Dataset items:
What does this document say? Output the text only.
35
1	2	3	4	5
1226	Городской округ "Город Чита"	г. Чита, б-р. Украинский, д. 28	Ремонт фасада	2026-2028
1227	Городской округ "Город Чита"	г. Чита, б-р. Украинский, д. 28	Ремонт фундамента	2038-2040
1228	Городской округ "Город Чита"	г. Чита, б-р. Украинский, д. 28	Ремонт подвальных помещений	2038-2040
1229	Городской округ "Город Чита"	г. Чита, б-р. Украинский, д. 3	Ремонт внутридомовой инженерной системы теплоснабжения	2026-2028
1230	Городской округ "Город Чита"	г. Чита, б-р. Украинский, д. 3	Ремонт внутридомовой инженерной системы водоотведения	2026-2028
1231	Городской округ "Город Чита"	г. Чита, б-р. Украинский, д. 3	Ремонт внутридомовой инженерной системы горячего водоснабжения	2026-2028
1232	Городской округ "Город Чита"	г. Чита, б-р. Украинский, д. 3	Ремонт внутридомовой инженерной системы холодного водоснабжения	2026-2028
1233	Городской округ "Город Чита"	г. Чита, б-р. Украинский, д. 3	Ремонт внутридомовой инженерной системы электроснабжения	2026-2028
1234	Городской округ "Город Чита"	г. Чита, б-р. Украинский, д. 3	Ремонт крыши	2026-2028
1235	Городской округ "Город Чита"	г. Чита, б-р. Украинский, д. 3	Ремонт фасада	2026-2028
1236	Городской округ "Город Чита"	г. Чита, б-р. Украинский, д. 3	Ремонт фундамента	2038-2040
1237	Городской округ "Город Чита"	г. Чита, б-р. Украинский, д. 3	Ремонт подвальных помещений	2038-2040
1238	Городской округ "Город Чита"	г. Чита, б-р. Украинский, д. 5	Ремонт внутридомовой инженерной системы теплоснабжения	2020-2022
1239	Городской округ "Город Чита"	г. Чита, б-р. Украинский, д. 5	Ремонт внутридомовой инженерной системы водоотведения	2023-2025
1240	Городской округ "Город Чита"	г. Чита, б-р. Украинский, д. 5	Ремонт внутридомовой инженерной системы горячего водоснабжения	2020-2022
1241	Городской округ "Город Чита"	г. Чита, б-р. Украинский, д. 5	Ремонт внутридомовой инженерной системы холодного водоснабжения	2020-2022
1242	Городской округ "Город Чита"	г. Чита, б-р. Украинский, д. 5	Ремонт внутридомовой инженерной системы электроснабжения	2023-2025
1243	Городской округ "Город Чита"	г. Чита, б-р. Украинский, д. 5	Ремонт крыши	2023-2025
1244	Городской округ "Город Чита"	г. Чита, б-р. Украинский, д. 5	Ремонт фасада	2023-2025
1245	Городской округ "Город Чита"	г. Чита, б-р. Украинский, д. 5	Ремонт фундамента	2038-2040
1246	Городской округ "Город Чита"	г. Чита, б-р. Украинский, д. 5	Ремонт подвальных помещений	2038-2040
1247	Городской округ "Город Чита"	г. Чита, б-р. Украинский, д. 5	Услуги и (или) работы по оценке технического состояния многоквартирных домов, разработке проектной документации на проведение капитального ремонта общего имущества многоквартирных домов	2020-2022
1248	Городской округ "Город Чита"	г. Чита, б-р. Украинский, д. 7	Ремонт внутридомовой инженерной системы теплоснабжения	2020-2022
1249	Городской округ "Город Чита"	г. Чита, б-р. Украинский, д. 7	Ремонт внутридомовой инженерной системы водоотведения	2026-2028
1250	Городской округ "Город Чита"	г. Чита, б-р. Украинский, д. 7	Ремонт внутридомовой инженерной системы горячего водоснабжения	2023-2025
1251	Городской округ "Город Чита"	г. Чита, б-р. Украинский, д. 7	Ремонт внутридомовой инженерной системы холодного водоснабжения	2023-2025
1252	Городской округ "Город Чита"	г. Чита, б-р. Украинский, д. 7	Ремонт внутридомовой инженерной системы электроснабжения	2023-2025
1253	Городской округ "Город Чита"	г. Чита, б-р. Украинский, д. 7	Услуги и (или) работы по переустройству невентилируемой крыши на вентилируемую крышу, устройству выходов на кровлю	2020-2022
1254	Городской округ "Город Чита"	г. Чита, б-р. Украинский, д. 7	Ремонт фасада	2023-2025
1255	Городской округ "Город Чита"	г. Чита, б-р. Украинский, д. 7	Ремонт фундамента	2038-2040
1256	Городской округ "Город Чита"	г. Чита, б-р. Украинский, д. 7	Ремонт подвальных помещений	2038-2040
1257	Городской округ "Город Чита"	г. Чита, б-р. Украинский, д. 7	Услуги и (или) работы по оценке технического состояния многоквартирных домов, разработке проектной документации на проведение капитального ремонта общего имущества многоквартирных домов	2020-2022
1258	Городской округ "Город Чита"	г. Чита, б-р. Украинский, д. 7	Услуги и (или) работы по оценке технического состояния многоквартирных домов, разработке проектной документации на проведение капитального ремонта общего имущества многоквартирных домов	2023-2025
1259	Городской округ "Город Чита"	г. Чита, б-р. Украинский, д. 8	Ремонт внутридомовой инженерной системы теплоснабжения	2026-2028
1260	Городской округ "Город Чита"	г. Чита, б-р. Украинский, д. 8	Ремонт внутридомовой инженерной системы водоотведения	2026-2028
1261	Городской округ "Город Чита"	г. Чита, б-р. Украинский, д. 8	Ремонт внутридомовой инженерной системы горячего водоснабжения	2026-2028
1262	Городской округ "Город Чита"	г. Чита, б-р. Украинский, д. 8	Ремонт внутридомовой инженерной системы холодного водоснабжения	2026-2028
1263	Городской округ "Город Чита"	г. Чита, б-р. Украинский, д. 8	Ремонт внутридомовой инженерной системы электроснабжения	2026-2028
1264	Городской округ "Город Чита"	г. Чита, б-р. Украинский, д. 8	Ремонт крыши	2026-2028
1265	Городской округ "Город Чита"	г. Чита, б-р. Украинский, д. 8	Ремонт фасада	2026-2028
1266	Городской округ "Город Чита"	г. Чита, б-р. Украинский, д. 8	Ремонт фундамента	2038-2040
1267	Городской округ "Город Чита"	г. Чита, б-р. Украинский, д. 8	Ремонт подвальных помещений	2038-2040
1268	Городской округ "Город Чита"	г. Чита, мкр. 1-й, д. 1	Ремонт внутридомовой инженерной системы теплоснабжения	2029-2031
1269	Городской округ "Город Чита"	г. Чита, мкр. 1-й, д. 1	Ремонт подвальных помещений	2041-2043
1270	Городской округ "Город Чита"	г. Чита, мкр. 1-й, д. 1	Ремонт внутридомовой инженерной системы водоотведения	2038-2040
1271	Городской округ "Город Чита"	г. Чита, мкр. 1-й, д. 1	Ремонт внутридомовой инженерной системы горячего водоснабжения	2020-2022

## Given problem
Copy the records above exactly as they appear.

## Output of the exercise
What does this document say? Output the text only.
35
1	2	3	4	5
1226	Городской округ "Город Чита"	г. Чита, б-р. Украинский, д. 28	Ремонт фасада	2026-2028
1227	Городской округ "Город Чита"	г. Чита, б-р. Украинский, д. 28	Ремонт фундамента	2038-2040
1228	Городской округ "Город Чита"	г. Чита, б-р. Украинский, д. 28	Ремонт подвальных помещений	2038-2040
1229	Городской округ "Город Чита"	г. Чита, б-р. Украинский, д. 3	Ремонт внутридомовой инженерной системы теплоснабжения	2026-2028
1230	Городской округ "Город Чита"	г. Чита, б-р. Украинский, д. 3	Ремонт внутридомовой инженерной системы водоотведения	2026-2028
1231	Городской округ "Город Чита"	г. Чита, б-р. Украинский, д. 3	Ремонт внутридомовой инженерной системы горячего водоснабжения	2026-2028
1232	Городской округ "Город Чита"	г. Чита, б-р. Украинский, д. 3	Ремонт внутридомовой инженерной системы холодного водоснабжения	2026-2028
1233	Городской округ "Город Чита"	г. Чита, б-р. Украинский, д. 3	Ремонт внутридомовой инженерной системы электроснабжения	2026-2028
1234	Городской округ "Город Чита"	г. Чита, б-р. Украинский, д. 3	Ремонт крыши	2026-2028
1235	Городской округ "Город Чита"	г. Чита, б-р. Украинский, д. 3	Ремонт фасада	2026-2028
1236	Городской округ "Город Чита"	г. Чита, б-р. Украинский, д. 3	Ремонт фундамента	2038-2040
1237	Городской округ "Город Чита"	г. Чита, б-р. Украинский, д. 3	Ремонт подвальных помещений	2038-2040
1238	Городской округ "Город Чита"	г. Чита, б-р. Украинский, д. 5	Ремонт внутридомовой инженерной системы теплоснабжения	2020-2022
1239	Городской округ "Город Чита"	г. Чита, б-р. Украинский, д. 5	Ремонт внутридомовой инженерной системы водоотведения	2023-2025
1240	Городской округ "Город Чита"	г. Чита, б-р. Украинский, д. 5	Ремонт внутридомовой инженерной системы горячего водоснабжения	2020-2022
1241	Городской округ "Город Чита"	г. Чита, б-р. Украинский, д. 5	Ремонт внутридомовой инженерной системы холодного водоснабжения	2020-2022
1242	Городской округ "Город Чита"	г. Чита, б-р. Украинский, д. 5	Ремонт внутридомовой инженерной системы электроснабжения	2023-2025
1243	Городской округ "Город Чита"	г. Чита, б-р. Украинский, д. 5	Ремонт крыши	2023-2025
1244	Городской округ "Город Чита"	г. Чита, б-р. Украинский, д. 5	Ремонт фасада	2023-2025
1245	Городской округ "Город Чита"	г. Чита, б-р. Украинский, д. 5	Ремонт фундамента	2038-2040
1246	Городской округ "Город Чита"	г. Чита, б-р. Украинский, д. 5	Ремонт подвальных помещений	2038-2040
1247	Городской округ "Город Чита"	г. Чита, б-р. Украинский, д. 5	Услуги и (или) работы по оценке технического состояния многоквартирных домов, разработке проектной документации на проведение капитального ремонта общего имущества многоквартирных домов	2020-2022
1248	Городской округ "Город Чита"	г. Чита, б-р. Украинский, д. 7	Ремонт внутридомовой инженерной системы теплоснабжения	2020-2022
1249	Городской округ "Город Чита"	г. Чита, б-р. Украинский, д. 7	Ремонт внутридомовой инженерной системы водоотведения	2026-2028
1250	Городской округ "Город Чита"	г. Чита, б-р. Украинский, д. 7	Ремонт внутридомовой инженерной системы горячего водоснабжения	2023-2025
1251	Городской округ "Город Чита"	г. Чита, б-р. Украинский, д. 7	Ремонт внутридомовой инженерной системы холодного водоснабжения	2023-2025
1252	Городской округ "Город Чита"	г. Чита, б-р. Украинский, д. 7	Ремонт внутридомовой инженерной системы электроснабжения	2023-2025
1253	Городской округ "Город Чита"	г. Чита, б-р. Украинский, д. 7	Услуги и (или) работы по переустройству невентилируемой крыши на вентилируемую крышу, устройству выходов на кровлю	2020-2022
1254	Городской округ "Город Чита"	г. Чита, б-р. Украинский, д. 7	Ремонт фасада	2023-2025
1255	Городской округ "Город Чита"	г. Чита, б-р. Украинский, д. 7	Ремонт фундамента	2038-2040
1256	Городской округ "Город Чита"	г. Чита, б-р. Украинский, д. 7	Ремонт подвальных помещений	2038-2040
1257	Городской округ "Город Чита"	г. Чита, б-р. Украинский, д. 7	Услуги и (или) работы по оценке технического состояния многоквартирных домов, разработке проектной документации на проведение капитального ремонта общего имущества многоквартирных домов	2020-2022
1258	Городской округ "Город Чита"	г. Чита, б-р. Украинский, д. 7	Услуги и (или) работы по оценке технического состояния многоквартирных домов, разработке проектной документации на проведение капитального ремонта общего имущества многоквартирных домов	2023-2025
1259	Городской округ "Город Чита"	г. Чита, б-р. Украинский, д. 8	Ремонт внутридомовой инженерной системы теплоснабжения	2026-2028
1260	Городской округ "Город Чита"	г. Чита, б-р. Украинский, д. 8	Ремонт внутридомовой инженерной системы водоотведения	2026-2028
1261	Городской округ "Город Чита"	г. Чита, б-р. Украинский, д. 8	Ремонт внутридомовой инженерной системы горячего водоснабжения	2026-2028
1262	Городской округ "Город Чита"	г. Чита, б-р. Украинский, д. 8	Ремонт внутридомовой инженерной системы холодного водоснабжения	2026-2028
1263	Городской округ "Город Чита"	г. Чита, б-р. Украинский, д. 8	Ремонт внутридомовой инженерной системы электроснабжения	2026-2028
1264	Городской округ "Город Чита"	г. Чита, б-р. Украинский, д. 8	Ремонт крыши	2026-2028
1265	Городской округ "Город Чита"	г. Чита, б-р. Украинский, д. 8	Ремонт фасада	2026-2028
1266	Городской округ "Город Чита"	г. Чита, б-р. Украинский, д. 8	Ремонт фундамента	2038-2040
1267	Городской округ "Город Чита"	г. Чита, б-р. Украинский, д. 8	Ремонт подвальных помещений	2038-2040
1268	Городской округ "Город Чита"	г. Чита, мкр. 1-й, д. 1	Ремонт внутридомовой инженерной системы теплоснабжения	2029-2031
1269	Городской округ "Город Чита"	г. Чита, мкр. 1-й, д. 1	Ремонт подвальных помещений	2041-2043
1270	Городской округ "Город Чита"	г. Чита, мкр. 1-й, д. 1	Ремонт внутридомовой инженерной системы водоотведения	2038-2040
1271	Городской округ "Город Чита"	г. Чита, мкр. 1-й, д. 1	Ремонт внутридомовой инженерной системы горячего водоснабжения	2020-2022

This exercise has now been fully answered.